- _TASK PROMPT_
Note how many lines hold "JSON" and report that number by itself.

- _PROVIDED RECORDS_
__________________________________________________
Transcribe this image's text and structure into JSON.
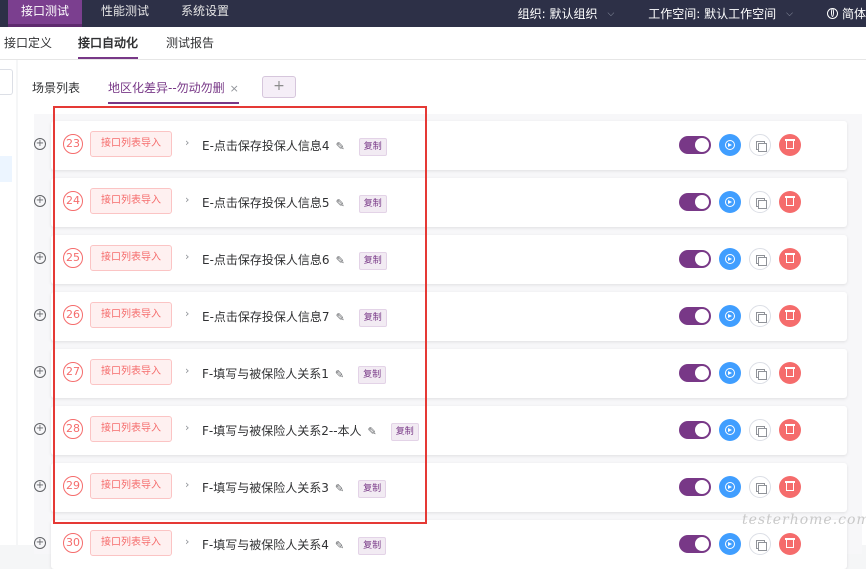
{
  "topnav": {
    "items": [
      {
        "label": "接口测试",
        "active": true
      },
      {
        "label": "性能测试",
        "active": false
      },
      {
        "label": "系统设置",
        "active": false
      }
    ],
    "org_selector": "组织: 默认组织",
    "workspace_selector": "工作空间: 默认工作空间",
    "language": "简体"
  },
  "subnav": {
    "items": [
      {
        "label": "接口定义",
        "active": false
      },
      {
        "label": "接口自动化",
        "active": true
      },
      {
        "label": "测试报告",
        "active": false
      }
    ]
  },
  "tabs": {
    "scenario_list": "场景列表",
    "active_tab": "地区化差异--勿动勿删",
    "close_glyph": "×",
    "add_glyph": "+"
  },
  "step_common": {
    "type_label": "接口列表导入",
    "copy_tag": "复制",
    "expand_glyph": "+",
    "arrow_glyph": "›",
    "edit_glyph": "✎"
  },
  "steps": [
    {
      "index": "23",
      "name": "E-点击保存投保人信息4",
      "enabled": true
    },
    {
      "index": "24",
      "name": "E-点击保存投保人信息5",
      "enabled": true
    },
    {
      "index": "25",
      "name": "E-点击保存投保人信息6",
      "enabled": true
    },
    {
      "index": "26",
      "name": "E-点击保存投保人信息7",
      "enabled": true
    },
    {
      "index": "27",
      "name": "F-填写与被保险人关系1",
      "enabled": true
    },
    {
      "index": "28",
      "name": "F-填写与被保险人关系2--本人",
      "enabled": true
    },
    {
      "index": "29",
      "name": "F-填写与被保险人关系3",
      "enabled": true
    },
    {
      "index": "30",
      "name": "F-填写与被保险人关系4",
      "enabled": true
    }
  ],
  "watermark": "testerhome.com",
  "colors": {
    "topbar": "#2d3047",
    "accent": "#783887",
    "run": "#409eff",
    "danger": "#f56c6c",
    "highlight": "#e53935"
  }
}
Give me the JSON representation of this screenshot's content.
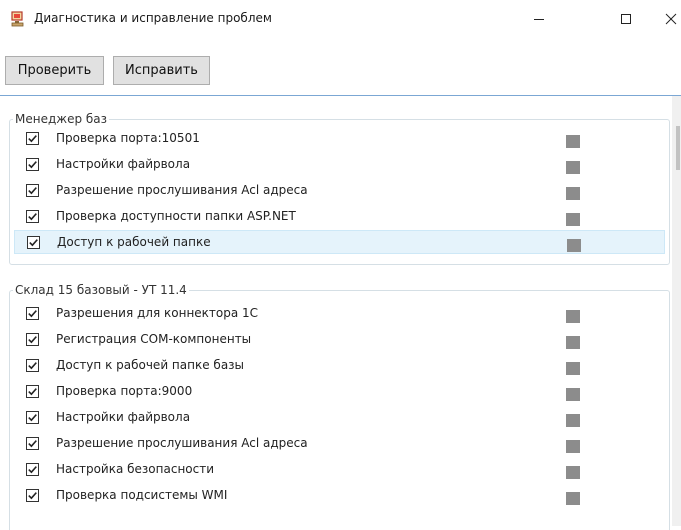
{
  "window": {
    "title": "Диагностика и исправление проблем",
    "icon": "computer-repair-icon",
    "controls": {
      "minimize": "—",
      "maximize": "☐",
      "close": "✕"
    }
  },
  "toolbar": {
    "check_label": "Проверить",
    "fix_label": "Исправить"
  },
  "groups": [
    {
      "title": "Менеджер баз",
      "items": [
        {
          "label": "Проверка порта:10501",
          "checked": true
        },
        {
          "label": "Настройки файрвола",
          "checked": true
        },
        {
          "label": "Разрешение прослушивания Acl адреса",
          "checked": true
        },
        {
          "label": "Проверка доступности папки ASP.NET",
          "checked": true
        },
        {
          "label": "Доступ к рабочей папке",
          "checked": true,
          "selected": true
        }
      ]
    },
    {
      "title": "Склад 15 базовый - УТ 11.4",
      "items": [
        {
          "label": "Разрешения для коннектора 1С",
          "checked": true
        },
        {
          "label": "Регистрация COM-компоненты",
          "checked": true
        },
        {
          "label": "Доступ к рабочей папке базы",
          "checked": true
        },
        {
          "label": "Проверка порта:9000",
          "checked": true
        },
        {
          "label": "Настройки файрвола",
          "checked": true
        },
        {
          "label": "Разрешение прослушивания Acl адреса",
          "checked": true
        },
        {
          "label": "Настройка безопасности",
          "checked": true
        },
        {
          "label": "Проверка подсистемы WMI",
          "checked": true
        }
      ]
    }
  ],
  "colors": {
    "status_indicator": "#8c8c8c",
    "selected_row": "#e5f3fb",
    "separator": "#7ba7d4"
  }
}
__________________________________________________
- _REPLY_
2